» THE DATA
--- BEGIN ---

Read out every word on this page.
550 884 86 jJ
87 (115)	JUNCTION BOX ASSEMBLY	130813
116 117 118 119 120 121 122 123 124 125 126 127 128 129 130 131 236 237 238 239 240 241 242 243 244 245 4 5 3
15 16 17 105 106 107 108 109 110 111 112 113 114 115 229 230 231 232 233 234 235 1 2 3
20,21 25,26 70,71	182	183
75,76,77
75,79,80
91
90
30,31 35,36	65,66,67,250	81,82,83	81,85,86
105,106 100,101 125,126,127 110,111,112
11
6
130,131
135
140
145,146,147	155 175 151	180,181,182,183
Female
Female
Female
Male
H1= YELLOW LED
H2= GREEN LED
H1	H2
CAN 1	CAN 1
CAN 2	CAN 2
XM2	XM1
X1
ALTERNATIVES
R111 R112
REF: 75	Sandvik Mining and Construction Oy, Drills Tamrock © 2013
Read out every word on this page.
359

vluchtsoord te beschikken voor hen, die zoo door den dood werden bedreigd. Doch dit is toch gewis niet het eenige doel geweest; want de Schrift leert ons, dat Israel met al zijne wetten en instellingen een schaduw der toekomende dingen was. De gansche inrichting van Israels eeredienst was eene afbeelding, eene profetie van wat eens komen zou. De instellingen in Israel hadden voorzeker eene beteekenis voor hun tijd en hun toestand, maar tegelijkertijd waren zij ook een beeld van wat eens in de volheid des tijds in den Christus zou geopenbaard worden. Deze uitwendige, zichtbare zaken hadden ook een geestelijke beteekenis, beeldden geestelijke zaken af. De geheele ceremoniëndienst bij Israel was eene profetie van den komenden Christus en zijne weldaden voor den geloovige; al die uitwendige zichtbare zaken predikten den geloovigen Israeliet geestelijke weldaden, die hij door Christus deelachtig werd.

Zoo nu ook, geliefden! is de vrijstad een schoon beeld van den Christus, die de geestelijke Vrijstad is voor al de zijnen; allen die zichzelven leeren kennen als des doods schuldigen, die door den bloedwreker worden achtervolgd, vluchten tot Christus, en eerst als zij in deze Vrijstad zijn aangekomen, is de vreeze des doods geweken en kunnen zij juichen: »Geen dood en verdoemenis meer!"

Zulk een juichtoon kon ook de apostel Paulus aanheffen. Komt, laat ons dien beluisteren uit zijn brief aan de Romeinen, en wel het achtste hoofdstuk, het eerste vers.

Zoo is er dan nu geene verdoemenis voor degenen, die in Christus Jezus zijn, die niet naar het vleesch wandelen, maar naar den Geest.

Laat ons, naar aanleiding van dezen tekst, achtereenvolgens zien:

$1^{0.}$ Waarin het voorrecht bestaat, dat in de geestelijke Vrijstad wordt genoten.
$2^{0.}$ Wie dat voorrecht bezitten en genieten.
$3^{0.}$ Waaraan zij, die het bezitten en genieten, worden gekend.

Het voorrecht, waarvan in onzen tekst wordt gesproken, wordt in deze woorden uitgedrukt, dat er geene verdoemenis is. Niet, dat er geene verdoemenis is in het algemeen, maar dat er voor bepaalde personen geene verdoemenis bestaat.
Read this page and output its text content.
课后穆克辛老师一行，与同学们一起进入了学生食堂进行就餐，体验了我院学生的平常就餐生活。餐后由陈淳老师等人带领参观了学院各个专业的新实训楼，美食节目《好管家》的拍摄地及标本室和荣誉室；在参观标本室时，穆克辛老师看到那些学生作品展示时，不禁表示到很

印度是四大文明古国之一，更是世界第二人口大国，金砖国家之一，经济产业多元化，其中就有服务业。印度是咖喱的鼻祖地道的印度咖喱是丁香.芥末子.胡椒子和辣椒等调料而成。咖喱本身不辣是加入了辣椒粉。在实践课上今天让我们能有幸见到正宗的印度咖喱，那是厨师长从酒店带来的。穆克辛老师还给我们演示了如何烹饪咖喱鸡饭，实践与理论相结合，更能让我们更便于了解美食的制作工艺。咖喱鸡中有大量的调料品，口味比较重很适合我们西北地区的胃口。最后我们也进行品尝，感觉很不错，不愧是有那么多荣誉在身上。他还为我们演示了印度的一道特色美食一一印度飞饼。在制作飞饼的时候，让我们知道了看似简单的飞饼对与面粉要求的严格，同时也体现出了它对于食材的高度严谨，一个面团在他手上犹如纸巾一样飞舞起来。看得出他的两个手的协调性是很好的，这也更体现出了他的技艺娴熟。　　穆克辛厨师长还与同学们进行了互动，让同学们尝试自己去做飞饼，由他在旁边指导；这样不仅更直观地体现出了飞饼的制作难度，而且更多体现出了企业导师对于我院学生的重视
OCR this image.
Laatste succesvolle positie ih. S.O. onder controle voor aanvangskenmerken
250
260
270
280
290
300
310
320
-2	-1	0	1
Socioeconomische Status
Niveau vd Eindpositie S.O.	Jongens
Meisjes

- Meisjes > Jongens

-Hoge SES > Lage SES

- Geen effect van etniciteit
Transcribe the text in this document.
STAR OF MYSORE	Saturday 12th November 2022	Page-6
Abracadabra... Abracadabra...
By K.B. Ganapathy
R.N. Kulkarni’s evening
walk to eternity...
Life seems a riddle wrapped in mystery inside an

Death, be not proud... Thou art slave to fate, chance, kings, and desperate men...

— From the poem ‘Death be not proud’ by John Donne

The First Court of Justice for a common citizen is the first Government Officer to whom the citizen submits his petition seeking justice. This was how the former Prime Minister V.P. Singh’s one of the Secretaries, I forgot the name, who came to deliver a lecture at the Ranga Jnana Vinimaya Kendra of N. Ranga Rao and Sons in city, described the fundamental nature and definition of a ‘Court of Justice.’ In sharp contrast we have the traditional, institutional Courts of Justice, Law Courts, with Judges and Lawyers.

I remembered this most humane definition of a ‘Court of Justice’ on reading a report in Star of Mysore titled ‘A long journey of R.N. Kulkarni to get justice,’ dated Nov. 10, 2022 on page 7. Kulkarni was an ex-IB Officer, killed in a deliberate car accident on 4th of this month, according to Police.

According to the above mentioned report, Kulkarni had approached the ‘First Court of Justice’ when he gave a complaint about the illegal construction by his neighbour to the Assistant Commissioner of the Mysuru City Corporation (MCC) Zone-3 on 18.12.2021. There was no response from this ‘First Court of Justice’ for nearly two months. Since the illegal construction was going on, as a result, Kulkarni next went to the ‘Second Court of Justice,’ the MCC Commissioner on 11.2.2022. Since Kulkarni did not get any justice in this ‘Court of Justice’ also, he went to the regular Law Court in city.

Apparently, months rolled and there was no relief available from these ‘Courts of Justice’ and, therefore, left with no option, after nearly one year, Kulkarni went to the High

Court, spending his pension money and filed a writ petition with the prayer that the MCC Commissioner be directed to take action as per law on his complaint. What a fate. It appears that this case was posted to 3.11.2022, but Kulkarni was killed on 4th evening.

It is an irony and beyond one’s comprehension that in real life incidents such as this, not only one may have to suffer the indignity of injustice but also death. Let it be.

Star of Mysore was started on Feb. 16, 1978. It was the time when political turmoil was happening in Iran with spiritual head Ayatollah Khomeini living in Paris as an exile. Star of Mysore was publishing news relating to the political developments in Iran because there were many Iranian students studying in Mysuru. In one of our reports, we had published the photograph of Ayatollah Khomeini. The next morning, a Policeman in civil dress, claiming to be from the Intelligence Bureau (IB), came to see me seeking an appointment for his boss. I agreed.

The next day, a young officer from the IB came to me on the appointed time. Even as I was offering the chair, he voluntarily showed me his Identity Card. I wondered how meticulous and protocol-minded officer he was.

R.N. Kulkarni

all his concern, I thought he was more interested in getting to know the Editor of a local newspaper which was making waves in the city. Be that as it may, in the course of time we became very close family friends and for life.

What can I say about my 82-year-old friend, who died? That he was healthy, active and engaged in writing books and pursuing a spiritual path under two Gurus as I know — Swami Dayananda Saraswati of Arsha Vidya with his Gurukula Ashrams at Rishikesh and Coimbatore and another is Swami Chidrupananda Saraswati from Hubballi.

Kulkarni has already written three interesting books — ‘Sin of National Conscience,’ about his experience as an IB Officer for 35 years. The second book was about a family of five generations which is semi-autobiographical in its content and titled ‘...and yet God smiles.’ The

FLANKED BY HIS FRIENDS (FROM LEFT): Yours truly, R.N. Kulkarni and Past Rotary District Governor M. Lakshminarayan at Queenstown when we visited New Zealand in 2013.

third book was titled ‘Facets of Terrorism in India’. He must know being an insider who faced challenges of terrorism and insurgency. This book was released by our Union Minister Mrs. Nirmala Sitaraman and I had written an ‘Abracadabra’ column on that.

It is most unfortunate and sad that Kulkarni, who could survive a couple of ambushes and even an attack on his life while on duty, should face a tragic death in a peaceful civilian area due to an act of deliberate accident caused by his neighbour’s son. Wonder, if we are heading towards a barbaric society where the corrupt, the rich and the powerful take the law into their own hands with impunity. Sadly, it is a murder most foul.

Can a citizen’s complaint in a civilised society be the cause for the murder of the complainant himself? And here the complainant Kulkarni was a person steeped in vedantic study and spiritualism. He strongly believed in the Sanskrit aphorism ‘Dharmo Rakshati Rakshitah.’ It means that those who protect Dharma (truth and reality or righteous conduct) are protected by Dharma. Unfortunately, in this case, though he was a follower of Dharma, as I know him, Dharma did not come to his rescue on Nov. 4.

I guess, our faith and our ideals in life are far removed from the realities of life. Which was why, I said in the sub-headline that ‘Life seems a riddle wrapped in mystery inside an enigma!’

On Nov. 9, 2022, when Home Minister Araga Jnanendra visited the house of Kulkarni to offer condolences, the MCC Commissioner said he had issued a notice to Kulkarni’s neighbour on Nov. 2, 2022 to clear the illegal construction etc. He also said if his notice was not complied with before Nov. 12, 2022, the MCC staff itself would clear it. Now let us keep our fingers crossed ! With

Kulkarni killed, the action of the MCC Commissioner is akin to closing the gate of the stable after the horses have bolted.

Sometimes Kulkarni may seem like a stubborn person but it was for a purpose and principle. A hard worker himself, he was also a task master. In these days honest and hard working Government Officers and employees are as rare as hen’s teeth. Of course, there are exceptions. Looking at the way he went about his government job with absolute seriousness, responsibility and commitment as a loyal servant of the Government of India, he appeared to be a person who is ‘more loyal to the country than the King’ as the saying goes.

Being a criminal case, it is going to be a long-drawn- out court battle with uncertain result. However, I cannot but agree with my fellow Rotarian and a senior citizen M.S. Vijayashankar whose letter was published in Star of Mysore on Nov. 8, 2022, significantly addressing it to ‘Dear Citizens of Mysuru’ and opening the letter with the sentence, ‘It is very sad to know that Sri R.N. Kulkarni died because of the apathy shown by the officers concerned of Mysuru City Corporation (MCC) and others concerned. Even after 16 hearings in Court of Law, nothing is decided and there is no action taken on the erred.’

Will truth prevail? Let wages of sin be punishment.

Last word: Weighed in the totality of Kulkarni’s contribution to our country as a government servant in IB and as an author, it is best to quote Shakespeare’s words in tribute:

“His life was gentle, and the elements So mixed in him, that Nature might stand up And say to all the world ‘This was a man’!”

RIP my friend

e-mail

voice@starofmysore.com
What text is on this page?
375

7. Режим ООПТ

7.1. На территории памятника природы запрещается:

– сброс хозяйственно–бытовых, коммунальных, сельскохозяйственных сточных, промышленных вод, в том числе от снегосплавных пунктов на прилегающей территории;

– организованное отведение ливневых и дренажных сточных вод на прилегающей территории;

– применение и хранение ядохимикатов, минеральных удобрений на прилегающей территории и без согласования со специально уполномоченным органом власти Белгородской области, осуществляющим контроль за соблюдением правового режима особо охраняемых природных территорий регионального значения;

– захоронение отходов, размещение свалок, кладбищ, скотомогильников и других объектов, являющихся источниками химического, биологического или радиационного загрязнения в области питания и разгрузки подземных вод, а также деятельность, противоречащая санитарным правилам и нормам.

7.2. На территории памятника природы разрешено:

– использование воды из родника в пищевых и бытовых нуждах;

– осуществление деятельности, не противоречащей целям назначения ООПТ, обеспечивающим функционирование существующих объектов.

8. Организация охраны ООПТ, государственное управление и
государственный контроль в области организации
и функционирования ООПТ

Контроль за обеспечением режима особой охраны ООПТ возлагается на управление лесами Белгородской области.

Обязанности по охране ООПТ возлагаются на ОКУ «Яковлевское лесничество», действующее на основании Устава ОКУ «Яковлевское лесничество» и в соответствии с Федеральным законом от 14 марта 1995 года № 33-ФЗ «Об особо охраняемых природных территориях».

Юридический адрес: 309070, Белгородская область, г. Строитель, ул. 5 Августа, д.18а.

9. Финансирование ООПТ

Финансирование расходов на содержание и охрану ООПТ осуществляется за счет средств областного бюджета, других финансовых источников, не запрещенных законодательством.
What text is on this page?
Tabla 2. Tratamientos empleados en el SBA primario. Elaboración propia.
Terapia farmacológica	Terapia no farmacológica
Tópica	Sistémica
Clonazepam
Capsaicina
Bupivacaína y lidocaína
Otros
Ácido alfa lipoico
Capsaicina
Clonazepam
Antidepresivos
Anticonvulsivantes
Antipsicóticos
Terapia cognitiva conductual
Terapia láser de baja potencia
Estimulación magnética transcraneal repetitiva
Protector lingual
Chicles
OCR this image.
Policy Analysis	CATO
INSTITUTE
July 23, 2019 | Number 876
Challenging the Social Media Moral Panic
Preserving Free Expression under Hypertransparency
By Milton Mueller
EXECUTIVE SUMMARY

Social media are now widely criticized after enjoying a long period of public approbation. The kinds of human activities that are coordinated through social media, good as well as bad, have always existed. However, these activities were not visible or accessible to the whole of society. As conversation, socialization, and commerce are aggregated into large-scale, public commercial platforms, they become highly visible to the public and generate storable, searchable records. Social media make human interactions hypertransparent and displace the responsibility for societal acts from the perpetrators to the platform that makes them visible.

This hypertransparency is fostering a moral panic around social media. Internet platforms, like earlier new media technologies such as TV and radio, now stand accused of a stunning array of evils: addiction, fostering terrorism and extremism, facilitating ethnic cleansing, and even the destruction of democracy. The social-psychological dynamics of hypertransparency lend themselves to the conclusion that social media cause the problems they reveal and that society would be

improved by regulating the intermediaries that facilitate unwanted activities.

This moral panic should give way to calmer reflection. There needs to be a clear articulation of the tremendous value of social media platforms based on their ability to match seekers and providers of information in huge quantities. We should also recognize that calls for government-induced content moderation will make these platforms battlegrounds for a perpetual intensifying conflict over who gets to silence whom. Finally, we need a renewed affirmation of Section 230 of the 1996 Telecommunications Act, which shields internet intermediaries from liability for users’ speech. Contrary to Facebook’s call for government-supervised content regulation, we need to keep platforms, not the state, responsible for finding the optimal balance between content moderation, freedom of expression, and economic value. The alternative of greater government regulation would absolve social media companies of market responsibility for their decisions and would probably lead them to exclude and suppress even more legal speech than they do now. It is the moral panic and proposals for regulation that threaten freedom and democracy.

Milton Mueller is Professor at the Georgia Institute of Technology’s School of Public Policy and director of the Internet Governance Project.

--- END ---

State how many lines of the listing above include the word "verdoemenis". Give nothing but the number.

» COMPLETED EXERCISE
3